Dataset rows
** begin **
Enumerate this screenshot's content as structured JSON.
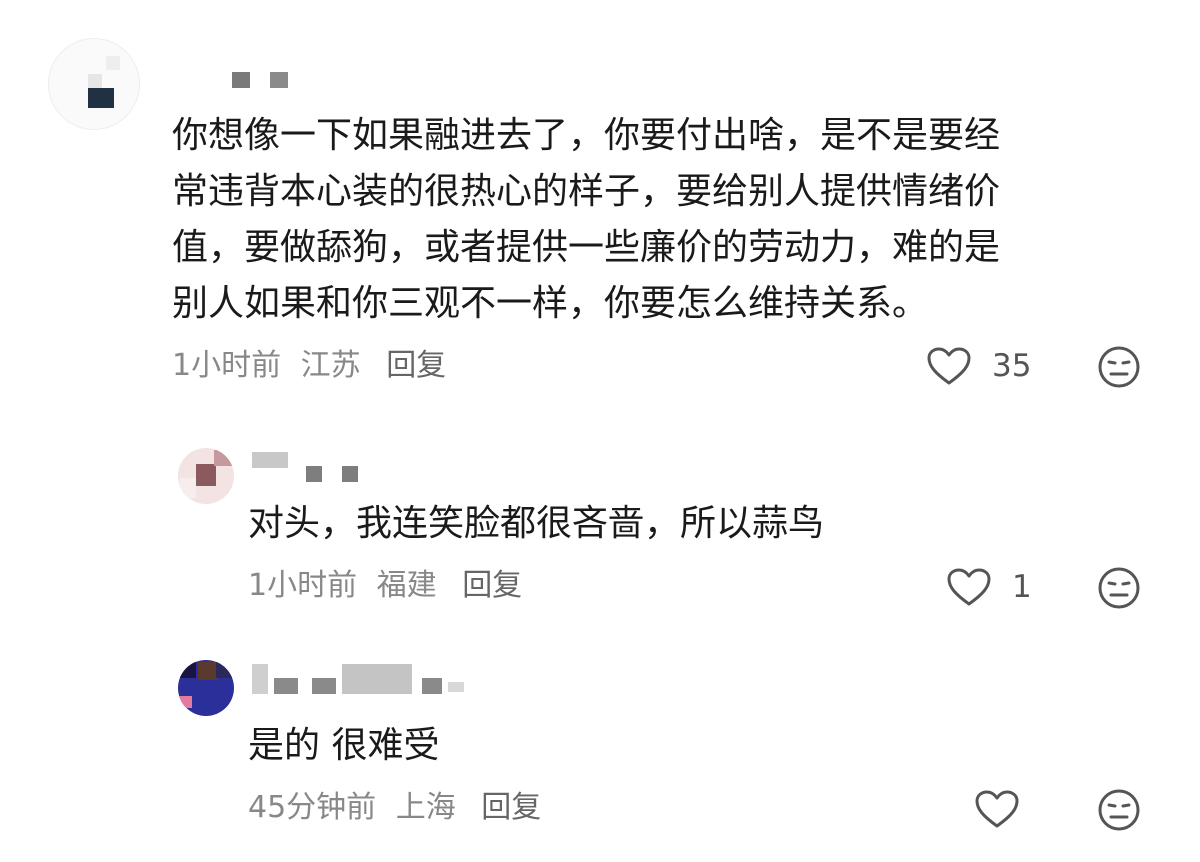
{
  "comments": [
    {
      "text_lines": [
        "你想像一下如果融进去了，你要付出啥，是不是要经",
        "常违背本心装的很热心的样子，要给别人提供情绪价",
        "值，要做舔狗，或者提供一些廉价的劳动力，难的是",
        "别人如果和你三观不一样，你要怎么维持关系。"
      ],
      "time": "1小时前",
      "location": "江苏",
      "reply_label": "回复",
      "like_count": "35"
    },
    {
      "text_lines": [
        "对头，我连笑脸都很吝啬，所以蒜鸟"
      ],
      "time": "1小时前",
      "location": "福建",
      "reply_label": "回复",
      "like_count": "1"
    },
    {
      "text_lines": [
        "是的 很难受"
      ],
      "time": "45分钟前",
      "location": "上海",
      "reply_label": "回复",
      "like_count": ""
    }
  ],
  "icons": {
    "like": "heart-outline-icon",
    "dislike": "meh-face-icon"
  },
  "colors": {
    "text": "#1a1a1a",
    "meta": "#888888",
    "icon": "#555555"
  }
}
** end **
▶ _PROBLEM REQUIREMENTS_
Transcribe the records above verbatim. Do not carry over any picture.

▶ _EXERCISE SOLUTION_
Enumerate this screenshot's content as structured JSON.
{
  "comments": [
    {
      "text_lines": [
        "你想像一下如果融进去了，你要付出啥，是不是要经",
        "常违背本心装的很热心的样子，要给别人提供情绪价",
        "值，要做舔狗，或者提供一些廉价的劳动力，难的是",
        "别人如果和你三观不一样，你要怎么维持关系。"
      ],
      "time": "1小时前",
      "location": "江苏",
      "reply_label": "回复",
      "like_count": "35"
    },
    {
      "text_lines": [
        "对头，我连笑脸都很吝啬，所以蒜鸟"
      ],
      "time": "1小时前",
      "location": "福建",
      "reply_label": "回复",
      "like_count": "1"
    },
    {
      "text_lines": [
        "是的 很难受"
      ],
      "time": "45分钟前",
      "location": "上海",
      "reply_label": "回复",
      "like_count": ""
    }
  ],
  "icons": {
    "like": "heart-outline-icon",
    "dislike": "meh-face-icon"
  },
  "colors": {
    "text": "#1a1a1a",
    "meta": "#888888",
    "icon": "#555555"
  }
}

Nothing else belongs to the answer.